◆ **Stated task**
Please reproduce the records below word for word, beginning at their first line and stopping after the line that contains "Output each element", with nothing past that line.

◆ **Excerpted data**

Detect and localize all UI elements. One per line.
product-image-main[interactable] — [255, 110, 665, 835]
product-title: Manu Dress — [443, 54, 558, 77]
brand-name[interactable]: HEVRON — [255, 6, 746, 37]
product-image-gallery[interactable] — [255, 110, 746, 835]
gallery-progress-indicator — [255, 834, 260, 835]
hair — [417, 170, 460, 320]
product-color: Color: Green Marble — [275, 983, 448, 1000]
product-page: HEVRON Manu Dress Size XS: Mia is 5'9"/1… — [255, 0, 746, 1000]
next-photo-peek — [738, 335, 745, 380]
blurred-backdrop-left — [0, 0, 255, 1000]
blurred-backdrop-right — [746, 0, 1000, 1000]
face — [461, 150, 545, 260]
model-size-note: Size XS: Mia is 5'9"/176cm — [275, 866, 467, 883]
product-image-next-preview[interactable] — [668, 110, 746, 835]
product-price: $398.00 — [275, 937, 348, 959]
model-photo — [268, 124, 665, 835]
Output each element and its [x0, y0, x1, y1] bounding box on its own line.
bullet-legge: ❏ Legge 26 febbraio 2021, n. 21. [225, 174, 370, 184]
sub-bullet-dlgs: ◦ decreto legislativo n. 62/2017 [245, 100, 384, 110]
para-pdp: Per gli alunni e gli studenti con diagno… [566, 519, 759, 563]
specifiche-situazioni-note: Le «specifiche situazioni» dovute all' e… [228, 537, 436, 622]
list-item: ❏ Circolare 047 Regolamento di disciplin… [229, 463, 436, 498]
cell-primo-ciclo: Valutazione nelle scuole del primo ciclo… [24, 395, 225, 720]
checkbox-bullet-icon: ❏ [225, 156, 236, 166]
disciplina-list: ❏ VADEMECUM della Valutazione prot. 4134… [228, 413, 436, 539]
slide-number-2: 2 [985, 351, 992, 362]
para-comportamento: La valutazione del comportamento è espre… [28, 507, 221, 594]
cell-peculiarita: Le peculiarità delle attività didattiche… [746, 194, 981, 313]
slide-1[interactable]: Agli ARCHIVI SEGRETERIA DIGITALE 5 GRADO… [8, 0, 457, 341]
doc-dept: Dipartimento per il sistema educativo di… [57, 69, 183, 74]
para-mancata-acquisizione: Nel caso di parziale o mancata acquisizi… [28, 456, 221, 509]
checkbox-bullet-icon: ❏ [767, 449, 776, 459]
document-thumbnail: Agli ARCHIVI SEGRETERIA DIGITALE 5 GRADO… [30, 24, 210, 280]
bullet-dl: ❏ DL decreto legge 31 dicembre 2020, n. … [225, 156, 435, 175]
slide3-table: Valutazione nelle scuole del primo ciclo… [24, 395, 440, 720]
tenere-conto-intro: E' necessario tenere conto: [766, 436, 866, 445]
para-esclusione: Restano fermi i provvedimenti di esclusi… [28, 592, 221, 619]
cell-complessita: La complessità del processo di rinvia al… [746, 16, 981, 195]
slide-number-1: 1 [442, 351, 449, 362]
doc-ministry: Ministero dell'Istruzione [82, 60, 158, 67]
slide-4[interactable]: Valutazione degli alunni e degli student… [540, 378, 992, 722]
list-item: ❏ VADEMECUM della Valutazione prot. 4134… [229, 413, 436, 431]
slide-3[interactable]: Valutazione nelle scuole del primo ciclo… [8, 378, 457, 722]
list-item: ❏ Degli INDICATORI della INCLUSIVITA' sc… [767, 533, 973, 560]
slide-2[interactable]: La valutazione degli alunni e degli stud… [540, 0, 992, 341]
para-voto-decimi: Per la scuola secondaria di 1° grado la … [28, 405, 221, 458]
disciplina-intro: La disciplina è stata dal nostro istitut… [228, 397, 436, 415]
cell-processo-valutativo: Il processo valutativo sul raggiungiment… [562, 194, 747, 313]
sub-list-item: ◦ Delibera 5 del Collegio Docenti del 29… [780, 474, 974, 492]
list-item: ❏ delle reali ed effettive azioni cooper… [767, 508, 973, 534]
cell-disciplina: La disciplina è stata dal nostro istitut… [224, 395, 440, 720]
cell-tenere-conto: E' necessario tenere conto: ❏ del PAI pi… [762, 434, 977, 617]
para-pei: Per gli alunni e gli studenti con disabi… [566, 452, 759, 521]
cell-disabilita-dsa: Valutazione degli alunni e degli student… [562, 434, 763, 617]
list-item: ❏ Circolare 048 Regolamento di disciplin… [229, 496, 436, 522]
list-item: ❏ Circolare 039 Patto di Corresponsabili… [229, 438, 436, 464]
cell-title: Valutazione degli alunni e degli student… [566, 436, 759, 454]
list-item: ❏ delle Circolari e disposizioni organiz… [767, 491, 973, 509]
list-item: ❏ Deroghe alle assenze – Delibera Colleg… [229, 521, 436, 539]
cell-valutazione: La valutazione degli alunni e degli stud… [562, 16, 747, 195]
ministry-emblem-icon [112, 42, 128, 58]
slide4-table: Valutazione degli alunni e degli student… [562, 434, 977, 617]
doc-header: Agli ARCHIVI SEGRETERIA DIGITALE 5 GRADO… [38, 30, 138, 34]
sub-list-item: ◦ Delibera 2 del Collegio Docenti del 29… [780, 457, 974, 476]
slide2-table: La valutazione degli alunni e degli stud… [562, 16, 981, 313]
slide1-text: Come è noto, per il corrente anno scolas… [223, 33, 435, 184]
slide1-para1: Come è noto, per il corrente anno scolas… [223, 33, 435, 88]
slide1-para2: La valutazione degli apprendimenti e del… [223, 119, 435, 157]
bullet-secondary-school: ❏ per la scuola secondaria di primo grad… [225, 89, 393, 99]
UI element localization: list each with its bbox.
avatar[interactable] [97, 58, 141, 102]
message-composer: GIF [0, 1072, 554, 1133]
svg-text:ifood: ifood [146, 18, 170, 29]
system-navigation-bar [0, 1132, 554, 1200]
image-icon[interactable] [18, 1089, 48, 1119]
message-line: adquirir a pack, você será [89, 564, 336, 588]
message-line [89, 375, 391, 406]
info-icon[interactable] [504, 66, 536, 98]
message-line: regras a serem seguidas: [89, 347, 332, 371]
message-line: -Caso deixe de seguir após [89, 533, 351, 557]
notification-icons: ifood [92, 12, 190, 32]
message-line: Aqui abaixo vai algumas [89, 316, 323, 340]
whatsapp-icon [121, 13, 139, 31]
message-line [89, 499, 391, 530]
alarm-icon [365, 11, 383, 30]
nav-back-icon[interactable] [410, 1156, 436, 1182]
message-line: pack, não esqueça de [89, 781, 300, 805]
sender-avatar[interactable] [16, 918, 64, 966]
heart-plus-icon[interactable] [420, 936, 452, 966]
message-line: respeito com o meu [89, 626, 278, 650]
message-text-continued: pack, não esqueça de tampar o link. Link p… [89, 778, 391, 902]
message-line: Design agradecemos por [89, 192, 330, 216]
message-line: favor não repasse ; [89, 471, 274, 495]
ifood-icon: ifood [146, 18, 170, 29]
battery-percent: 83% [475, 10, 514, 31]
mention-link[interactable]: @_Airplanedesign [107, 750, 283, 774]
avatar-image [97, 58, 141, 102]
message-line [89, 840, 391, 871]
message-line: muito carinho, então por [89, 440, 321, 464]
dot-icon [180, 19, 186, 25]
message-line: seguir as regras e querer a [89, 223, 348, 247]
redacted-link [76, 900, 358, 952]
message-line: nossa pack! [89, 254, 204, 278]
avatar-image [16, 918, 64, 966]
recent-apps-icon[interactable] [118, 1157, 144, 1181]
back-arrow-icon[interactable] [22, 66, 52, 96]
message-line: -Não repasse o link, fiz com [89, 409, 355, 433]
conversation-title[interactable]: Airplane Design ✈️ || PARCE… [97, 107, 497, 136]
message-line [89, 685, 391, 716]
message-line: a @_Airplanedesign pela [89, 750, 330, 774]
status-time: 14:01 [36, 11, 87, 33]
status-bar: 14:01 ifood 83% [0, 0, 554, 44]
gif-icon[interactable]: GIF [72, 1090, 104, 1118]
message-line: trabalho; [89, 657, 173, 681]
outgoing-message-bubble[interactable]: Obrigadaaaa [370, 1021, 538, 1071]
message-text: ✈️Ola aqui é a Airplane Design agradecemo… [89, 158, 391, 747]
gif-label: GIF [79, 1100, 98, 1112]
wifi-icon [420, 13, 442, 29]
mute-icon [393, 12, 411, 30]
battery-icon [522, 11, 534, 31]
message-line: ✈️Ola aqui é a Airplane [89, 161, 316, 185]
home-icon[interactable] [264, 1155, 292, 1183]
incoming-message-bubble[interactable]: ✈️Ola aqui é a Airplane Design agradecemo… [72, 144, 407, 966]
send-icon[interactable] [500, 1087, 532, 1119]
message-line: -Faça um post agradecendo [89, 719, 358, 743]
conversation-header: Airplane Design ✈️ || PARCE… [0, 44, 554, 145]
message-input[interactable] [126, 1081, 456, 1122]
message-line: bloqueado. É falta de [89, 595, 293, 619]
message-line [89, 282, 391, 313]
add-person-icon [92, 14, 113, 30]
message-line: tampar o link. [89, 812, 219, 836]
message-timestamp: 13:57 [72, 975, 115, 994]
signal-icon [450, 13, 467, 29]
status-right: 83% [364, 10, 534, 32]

◆ **Response to this exercise**
Detect and localize all UI elements. One per line.
product-image-main[interactable] — [255, 110, 665, 835]
product-title: Manu Dress — [443, 54, 558, 77]
brand-name[interactable]: HEVRON — [255, 6, 746, 37]
product-image-gallery[interactable] — [255, 110, 746, 835]
gallery-progress-indicator — [255, 834, 260, 835]
hair — [417, 170, 460, 320]
product-color: Color: Green Marble — [275, 983, 448, 1000]
product-page: HEVRON Manu Dress Size XS: Mia is 5'9"/1… — [255, 0, 746, 1000]
next-photo-peek — [738, 335, 745, 380]
blurred-backdrop-left — [0, 0, 255, 1000]
blurred-backdrop-right — [746, 0, 1000, 1000]
face — [461, 150, 545, 260]
model-size-note: Size XS: Mia is 5'9"/176cm — [275, 866, 467, 883]
product-image-next-preview[interactable] — [668, 110, 746, 835]
product-price: $398.00 — [275, 937, 348, 959]
model-photo — [268, 124, 665, 835]
Output each element and its [x0, y0, x1, y1] bounding box on its own line.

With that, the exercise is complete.